EXERCISE OBJECTIVE: Write out each entry, exactly the way it appears.

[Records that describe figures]
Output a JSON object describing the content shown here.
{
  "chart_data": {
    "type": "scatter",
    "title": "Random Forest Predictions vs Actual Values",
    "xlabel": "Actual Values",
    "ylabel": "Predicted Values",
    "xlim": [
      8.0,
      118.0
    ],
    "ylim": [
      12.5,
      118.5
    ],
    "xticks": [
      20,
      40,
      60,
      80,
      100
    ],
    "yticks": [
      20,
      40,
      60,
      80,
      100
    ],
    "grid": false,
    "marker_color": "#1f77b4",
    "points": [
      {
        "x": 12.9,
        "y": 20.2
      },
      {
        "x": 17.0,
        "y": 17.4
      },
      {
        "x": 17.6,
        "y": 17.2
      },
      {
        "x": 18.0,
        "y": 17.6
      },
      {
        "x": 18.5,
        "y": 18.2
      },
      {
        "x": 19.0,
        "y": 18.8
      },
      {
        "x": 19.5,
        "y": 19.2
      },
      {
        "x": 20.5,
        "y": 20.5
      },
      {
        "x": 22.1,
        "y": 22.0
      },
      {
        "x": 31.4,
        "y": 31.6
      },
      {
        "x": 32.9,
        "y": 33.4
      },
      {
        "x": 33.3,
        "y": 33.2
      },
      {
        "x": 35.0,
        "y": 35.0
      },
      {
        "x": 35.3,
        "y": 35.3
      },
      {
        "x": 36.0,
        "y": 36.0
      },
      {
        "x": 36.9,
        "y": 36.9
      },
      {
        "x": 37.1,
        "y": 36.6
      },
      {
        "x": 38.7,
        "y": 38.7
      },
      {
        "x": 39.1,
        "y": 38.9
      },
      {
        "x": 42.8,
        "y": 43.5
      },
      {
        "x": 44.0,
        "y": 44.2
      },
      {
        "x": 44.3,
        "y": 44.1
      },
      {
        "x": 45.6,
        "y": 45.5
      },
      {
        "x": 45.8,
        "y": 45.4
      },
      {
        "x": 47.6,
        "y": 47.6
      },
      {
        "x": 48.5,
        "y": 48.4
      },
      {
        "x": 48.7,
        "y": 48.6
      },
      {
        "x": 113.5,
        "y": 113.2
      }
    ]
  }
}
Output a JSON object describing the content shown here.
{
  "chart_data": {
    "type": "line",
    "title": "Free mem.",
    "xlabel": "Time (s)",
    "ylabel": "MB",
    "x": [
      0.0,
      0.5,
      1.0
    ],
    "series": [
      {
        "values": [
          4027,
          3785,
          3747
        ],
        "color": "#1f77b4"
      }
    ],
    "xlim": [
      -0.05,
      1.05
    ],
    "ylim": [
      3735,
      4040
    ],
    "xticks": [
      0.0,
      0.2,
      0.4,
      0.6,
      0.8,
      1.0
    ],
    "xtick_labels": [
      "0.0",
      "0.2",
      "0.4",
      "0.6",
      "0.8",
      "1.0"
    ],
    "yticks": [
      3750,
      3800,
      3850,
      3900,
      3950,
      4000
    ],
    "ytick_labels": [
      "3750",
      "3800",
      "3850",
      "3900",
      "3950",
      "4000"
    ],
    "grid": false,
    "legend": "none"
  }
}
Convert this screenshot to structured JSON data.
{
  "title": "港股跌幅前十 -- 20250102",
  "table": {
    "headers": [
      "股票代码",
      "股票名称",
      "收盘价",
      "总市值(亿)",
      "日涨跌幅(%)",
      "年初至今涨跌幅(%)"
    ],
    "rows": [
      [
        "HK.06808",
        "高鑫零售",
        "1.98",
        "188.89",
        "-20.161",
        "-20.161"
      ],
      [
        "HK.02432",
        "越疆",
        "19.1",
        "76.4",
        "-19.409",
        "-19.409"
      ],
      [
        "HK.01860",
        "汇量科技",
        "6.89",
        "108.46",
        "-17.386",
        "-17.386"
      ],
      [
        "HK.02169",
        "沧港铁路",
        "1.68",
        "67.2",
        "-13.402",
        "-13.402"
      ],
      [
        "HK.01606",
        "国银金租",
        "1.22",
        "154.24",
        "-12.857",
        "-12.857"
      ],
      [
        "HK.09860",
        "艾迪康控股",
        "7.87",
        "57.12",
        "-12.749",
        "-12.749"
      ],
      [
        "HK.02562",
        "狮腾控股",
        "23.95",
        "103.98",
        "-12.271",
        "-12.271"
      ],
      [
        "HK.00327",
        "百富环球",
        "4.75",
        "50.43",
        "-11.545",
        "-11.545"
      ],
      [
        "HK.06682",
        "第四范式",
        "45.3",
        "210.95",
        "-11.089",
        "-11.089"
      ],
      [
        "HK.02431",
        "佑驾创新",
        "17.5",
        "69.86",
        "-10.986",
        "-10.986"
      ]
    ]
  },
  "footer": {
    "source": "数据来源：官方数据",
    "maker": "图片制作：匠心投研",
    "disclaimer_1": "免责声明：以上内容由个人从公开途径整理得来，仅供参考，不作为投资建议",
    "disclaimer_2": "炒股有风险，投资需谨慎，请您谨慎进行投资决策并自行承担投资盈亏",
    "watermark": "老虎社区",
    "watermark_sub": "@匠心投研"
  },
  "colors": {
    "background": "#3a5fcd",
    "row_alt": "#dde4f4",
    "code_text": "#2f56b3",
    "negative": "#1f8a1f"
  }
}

ANSWER TO THIS TASK:
Output a JSON object describing the content shown here.
{
  "chart_data": {
    "type": "scatter",
    "title": "Random Forest Predictions vs Actual Values",
    "xlabel": "Actual Values",
    "ylabel": "Predicted Values",
    "xlim": [
      8.0,
      118.0
    ],
    "ylim": [
      12.5,
      118.5
    ],
    "xticks": [
      20,
      40,
      60,
      80,
      100
    ],
    "yticks": [
      20,
      40,
      60,
      80,
      100
    ],
    "grid": false,
    "marker_color": "#1f77b4",
    "points": [
      {
        "x": 12.9,
        "y": 20.2
      },
      {
        "x": 17.0,
        "y": 17.4
      },
      {
        "x": 17.6,
        "y": 17.2
      },
      {
        "x": 18.0,
        "y": 17.6
      },
      {
        "x": 18.5,
        "y": 18.2
      },
      {
        "x": 19.0,
        "y": 18.8
      },
      {
        "x": 19.5,
        "y": 19.2
      },
      {
        "x": 20.5,
        "y": 20.5
      },
      {
        "x": 22.1,
        "y": 22.0
      },
      {
        "x": 31.4,
        "y": 31.6
      },
      {
        "x": 32.9,
        "y": 33.4
      },
      {
        "x": 33.3,
        "y": 33.2
      },
      {
        "x": 35.0,
        "y": 35.0
      },
      {
        "x": 35.3,
        "y": 35.3
      },
      {
        "x": 36.0,
        "y": 36.0
      },
      {
        "x": 36.9,
        "y": 36.9
      },
      {
        "x": 37.1,
        "y": 36.6
      },
      {
        "x": 38.7,
        "y": 38.7
      },
      {
        "x": 39.1,
        "y": 38.9
      },
      {
        "x": 42.8,
        "y": 43.5
      },
      {
        "x": 44.0,
        "y": 44.2
      },
      {
        "x": 44.3,
        "y": 44.1
      },
      {
        "x": 45.6,
        "y": 45.5
      },
      {
        "x": 45.8,
        "y": 45.4
      },
      {
        "x": 47.6,
        "y": 47.6
      },
      {
        "x": 48.5,
        "y": 48.4
      },
      {
        "x": 48.7,
        "y": 48.6
      },
      {
        "x": 113.5,
        "y": 113.2
      }
    ]
  }
}
Output a JSON object describing the content shown here.
{
  "chart_data": {
    "type": "line",
    "title": "Free mem.",
    "xlabel": "Time (s)",
    "ylabel": "MB",
    "x": [
      0.0,
      0.5,
      1.0
    ],
    "series": [
      {
        "values": [
          4027,
          3785,
          3747
        ],
        "color": "#1f77b4"
      }
    ],
    "xlim": [
      -0.05,
      1.05
    ],
    "ylim": [
      3735,
      4040
    ],
    "xticks": [
      0.0,
      0.2,
      0.4,
      0.6,
      0.8,
      1.0
    ],
    "xtick_labels": [
      "0.0",
      "0.2",
      "0.4",
      "0.6",
      "0.8",
      "1.0"
    ],
    "yticks": [
      3750,
      3800,
      3850,
      3900,
      3950,
      4000
    ],
    "ytick_labels": [
      "3750",
      "3800",
      "3850",
      "3900",
      "3950",
      "4000"
    ],
    "grid": false,
    "legend": "none"
  }
}
Convert this screenshot to structured JSON data.
{
  "title": "港股跌幅前十 -- 20250102",
  "table": {
    "headers": [
      "股票代码",
      "股票名称",
      "收盘价",
      "总市值(亿)",
      "日涨跌幅(%)",
      "年初至今涨跌幅(%)"
    ],
    "rows": [
      [
        "HK.06808",
        "高鑫零售",
        "1.98",
        "188.89",
        "-20.161",
        "-20.161"
      ],
      [
        "HK.02432",
        "越疆",
        "19.1",
        "76.4",
        "-19.409",
        "-19.409"
      ],
      [
        "HK.01860",
        "汇量科技",
        "6.89",
        "108.46",
        "-17.386",
        "-17.386"
      ],
      [
        "HK.02169",
        "沧港铁路",
        "1.68",
        "67.2",
        "-13.402",
        "-13.402"
      ],
      [
        "HK.01606",
        "国银金租",
        "1.22",
        "154.24",
        "-12.857",
        "-12.857"
      ],
      [
        "HK.09860",
        "艾迪康控股",
        "7.87",
        "57.12",
        "-12.749",
        "-12.749"
      ],
      [
        "HK.02562",
        "狮腾控股",
        "23.95",
        "103.98",
        "-12.271",
        "-12.271"
      ],
      [
        "HK.00327",
        "百富环球",
        "4.75",
        "50.43",
        "-11.545",
        "-11.545"
      ],
      [
        "HK.06682",
        "第四范式",
        "45.3",
        "210.95",
        "-11.089",
        "-11.089"
      ],
      [
        "HK.02431",
        "佑驾创新",
        "17.5",
        "69.86",
        "-10.986",
        "-10.986"
      ]
    ]
  },
  "footer": {
    "source": "数据来源：官方数据",
    "maker": "图片制作：匠心投研",
    "disclaimer_1": "免责声明：以上内容由个人从公开途径整理得来，仅供参考，不作为投资建议",
    "disclaimer_2": "炒股有风险，投资需谨慎，请您谨慎进行投资决策并自行承担投资盈亏",
    "watermark": "老虎社区",
    "watermark_sub": "@匠心投研"
  },
  "colors": {
    "background": "#3a5fcd",
    "row_alt": "#dde4f4",
    "code_text": "#2f56b3",
    "negative": "#1f8a1f"
  }
}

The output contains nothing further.